### PROBLEM STATEMENT
Your answer should be every line of the records that contains the word "bisturí", copied as it stands.

● ● ● ● ● ● ●

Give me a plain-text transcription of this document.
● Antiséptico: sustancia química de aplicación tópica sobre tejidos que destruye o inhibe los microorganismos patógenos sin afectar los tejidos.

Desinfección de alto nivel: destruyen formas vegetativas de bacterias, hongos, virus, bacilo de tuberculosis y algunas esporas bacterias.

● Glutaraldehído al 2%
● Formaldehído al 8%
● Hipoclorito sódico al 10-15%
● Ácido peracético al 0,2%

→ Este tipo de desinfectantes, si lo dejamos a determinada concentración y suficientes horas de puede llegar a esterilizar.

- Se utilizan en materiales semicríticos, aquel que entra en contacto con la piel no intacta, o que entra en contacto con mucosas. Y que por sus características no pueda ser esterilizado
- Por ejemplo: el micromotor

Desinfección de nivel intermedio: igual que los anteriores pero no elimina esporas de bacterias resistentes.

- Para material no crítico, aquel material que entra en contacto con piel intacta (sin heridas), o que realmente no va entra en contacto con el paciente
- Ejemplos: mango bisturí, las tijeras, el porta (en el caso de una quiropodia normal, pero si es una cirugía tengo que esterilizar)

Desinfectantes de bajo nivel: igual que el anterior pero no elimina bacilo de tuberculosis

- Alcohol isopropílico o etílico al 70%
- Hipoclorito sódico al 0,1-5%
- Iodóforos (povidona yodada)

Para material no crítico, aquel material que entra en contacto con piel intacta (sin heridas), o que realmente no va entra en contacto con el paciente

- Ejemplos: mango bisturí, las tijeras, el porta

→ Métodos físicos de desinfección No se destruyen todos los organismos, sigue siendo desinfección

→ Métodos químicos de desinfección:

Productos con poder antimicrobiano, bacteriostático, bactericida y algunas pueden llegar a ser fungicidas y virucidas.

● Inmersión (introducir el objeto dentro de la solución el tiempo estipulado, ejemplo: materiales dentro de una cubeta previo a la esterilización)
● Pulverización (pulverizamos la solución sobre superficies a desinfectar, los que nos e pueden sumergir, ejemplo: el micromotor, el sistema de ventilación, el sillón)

● ● ● ● ● ● ●

### SOLUTION TO THIS TASK
- Ejemplos: mango bisturí, las tijeras, el porta (en el caso de una quiropodia normal, pero si es una cirugía tengo que esterilizar)
- Ejemplos: mango bisturí, las tijeras, el porta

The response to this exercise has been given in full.